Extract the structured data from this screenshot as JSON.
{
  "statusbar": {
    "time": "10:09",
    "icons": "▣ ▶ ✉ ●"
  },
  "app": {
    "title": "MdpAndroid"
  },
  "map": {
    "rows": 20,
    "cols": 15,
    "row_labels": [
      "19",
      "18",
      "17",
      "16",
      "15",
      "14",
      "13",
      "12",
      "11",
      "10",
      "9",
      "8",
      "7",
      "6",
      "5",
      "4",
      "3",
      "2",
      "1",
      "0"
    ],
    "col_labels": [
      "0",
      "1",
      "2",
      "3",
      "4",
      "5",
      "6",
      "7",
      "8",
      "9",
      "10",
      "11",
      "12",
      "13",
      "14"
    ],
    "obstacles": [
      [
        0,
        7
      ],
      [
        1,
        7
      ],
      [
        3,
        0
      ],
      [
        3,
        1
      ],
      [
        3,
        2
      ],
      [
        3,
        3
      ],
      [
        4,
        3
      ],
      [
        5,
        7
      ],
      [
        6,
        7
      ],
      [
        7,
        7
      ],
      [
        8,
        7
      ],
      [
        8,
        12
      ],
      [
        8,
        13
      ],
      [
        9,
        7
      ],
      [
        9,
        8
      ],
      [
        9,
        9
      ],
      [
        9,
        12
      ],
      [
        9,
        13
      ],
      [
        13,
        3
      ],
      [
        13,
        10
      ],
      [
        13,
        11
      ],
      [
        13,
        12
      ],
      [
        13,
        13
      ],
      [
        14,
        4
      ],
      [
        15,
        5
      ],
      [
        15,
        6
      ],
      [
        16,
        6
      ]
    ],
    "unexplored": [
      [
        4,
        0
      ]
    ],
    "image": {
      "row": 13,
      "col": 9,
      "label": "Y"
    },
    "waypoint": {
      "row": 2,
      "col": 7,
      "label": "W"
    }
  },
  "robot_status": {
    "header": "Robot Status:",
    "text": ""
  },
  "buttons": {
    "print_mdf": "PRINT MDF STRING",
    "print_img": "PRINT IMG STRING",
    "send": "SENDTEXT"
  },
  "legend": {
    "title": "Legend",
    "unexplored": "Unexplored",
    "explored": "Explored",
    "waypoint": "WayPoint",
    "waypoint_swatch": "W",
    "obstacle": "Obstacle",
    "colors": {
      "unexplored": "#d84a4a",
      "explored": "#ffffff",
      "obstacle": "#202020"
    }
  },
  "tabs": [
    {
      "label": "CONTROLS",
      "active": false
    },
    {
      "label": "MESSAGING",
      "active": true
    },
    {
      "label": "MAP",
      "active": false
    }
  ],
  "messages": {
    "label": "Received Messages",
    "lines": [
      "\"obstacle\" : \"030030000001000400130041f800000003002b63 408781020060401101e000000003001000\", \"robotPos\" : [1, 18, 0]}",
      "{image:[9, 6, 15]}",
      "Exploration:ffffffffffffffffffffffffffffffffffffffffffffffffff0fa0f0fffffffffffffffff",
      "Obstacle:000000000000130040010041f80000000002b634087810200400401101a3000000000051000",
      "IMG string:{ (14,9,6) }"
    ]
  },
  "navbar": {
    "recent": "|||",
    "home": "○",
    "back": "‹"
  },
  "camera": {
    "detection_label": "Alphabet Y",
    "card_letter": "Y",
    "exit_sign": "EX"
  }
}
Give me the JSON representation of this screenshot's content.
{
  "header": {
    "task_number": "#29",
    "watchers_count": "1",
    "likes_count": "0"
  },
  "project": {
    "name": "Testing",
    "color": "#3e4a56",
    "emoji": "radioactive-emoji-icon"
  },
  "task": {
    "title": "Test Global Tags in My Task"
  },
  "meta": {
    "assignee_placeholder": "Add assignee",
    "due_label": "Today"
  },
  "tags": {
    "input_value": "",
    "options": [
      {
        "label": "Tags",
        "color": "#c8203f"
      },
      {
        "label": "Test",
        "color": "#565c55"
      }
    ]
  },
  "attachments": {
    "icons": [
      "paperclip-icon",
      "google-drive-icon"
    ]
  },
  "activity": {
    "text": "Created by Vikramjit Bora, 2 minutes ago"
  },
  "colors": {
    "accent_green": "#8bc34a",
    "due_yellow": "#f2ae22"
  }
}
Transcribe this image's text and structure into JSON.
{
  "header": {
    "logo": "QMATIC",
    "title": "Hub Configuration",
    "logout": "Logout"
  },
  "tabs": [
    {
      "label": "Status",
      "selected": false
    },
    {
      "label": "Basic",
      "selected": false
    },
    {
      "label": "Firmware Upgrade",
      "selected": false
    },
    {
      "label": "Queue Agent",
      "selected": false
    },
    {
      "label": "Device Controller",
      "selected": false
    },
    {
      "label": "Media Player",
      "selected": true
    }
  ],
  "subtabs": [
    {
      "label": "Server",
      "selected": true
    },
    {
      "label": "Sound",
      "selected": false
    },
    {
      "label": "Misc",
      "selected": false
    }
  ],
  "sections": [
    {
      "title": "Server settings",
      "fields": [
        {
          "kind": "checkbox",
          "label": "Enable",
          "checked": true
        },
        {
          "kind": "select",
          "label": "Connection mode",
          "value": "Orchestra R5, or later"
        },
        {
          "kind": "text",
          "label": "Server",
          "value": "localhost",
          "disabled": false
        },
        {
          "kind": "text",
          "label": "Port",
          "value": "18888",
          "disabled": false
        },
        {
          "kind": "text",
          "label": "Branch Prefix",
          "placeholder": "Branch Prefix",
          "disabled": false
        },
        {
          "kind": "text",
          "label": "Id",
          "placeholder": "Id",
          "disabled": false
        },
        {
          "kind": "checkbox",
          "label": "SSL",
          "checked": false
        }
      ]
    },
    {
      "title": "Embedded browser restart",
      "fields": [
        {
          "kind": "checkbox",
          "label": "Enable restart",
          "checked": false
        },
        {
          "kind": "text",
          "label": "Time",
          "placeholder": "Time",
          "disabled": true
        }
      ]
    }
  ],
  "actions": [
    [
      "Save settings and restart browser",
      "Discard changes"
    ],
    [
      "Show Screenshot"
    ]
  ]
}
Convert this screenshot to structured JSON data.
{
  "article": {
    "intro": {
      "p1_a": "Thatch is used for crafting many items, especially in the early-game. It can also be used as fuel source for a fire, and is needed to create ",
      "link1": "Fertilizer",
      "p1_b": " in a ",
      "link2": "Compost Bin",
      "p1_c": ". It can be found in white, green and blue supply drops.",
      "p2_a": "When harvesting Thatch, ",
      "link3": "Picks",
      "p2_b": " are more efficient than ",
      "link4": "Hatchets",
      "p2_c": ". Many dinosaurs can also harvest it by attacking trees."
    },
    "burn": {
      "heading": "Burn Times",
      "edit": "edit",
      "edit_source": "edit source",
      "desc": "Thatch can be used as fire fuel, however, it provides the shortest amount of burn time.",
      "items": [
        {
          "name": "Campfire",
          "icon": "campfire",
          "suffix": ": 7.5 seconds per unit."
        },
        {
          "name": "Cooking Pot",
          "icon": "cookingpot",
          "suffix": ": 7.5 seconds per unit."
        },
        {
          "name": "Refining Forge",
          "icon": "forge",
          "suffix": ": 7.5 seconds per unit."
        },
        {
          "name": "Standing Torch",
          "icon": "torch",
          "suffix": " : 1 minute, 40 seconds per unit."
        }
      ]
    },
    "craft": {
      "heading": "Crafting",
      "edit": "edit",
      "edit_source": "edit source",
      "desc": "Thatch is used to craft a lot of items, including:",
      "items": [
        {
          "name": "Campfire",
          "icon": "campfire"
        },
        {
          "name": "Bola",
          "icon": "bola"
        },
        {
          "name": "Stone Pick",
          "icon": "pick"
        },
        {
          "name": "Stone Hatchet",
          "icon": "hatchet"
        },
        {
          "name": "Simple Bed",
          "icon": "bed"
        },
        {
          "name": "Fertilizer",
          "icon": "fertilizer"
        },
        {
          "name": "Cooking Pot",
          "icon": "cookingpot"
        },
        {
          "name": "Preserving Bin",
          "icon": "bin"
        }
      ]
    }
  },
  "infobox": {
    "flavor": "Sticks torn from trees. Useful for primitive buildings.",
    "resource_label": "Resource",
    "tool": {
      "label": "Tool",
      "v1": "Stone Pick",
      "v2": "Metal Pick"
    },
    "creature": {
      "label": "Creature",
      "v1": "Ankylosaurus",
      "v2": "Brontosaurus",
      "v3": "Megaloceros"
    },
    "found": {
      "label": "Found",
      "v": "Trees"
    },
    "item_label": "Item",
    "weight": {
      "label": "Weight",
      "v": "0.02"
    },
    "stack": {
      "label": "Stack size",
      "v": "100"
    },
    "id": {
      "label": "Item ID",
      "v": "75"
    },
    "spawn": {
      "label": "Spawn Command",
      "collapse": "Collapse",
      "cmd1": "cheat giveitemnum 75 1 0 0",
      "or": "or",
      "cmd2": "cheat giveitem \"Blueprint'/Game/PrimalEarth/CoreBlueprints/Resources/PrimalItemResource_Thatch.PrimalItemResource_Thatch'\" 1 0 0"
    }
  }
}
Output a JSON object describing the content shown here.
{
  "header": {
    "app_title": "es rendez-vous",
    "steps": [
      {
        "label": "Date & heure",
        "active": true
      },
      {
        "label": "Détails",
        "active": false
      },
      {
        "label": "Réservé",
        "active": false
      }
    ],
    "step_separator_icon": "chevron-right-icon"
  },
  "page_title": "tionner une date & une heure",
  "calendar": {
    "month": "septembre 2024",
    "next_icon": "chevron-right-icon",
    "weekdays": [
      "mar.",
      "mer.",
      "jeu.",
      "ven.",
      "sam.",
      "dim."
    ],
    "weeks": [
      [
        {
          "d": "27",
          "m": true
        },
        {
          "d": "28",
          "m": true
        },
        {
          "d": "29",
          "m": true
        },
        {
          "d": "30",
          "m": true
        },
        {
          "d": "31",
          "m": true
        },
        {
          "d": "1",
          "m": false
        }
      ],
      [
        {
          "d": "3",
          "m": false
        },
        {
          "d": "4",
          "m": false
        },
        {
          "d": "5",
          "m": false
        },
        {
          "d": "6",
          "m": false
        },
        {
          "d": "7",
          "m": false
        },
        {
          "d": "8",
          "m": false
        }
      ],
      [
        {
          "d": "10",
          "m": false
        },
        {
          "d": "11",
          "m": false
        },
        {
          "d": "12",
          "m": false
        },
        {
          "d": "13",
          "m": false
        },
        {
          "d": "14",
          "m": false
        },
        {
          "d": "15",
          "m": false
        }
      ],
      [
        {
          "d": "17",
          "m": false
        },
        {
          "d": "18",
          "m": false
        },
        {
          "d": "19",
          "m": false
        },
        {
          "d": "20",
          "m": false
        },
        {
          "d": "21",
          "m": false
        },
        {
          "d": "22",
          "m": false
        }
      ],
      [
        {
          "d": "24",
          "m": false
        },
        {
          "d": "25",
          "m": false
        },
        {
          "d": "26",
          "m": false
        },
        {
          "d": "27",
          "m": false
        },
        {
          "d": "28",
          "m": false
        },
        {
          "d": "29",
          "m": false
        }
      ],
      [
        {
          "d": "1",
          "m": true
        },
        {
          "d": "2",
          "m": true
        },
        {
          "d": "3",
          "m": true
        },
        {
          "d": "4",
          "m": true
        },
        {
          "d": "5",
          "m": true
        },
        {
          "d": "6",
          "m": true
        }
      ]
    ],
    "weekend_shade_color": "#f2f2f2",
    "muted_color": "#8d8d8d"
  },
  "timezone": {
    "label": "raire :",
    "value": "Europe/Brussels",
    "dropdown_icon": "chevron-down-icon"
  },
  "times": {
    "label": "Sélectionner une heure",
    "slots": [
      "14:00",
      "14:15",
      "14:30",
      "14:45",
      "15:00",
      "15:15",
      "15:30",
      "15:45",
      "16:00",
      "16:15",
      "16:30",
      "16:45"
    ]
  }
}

☆ ☆ ☆

## JOB
Each line that holds the word "restart" should be extracted from the records.

## FULL RESPONSE
      "title": "Embedded browser restart",
          "label": "Enable restart",
      "Save settings and restart browser",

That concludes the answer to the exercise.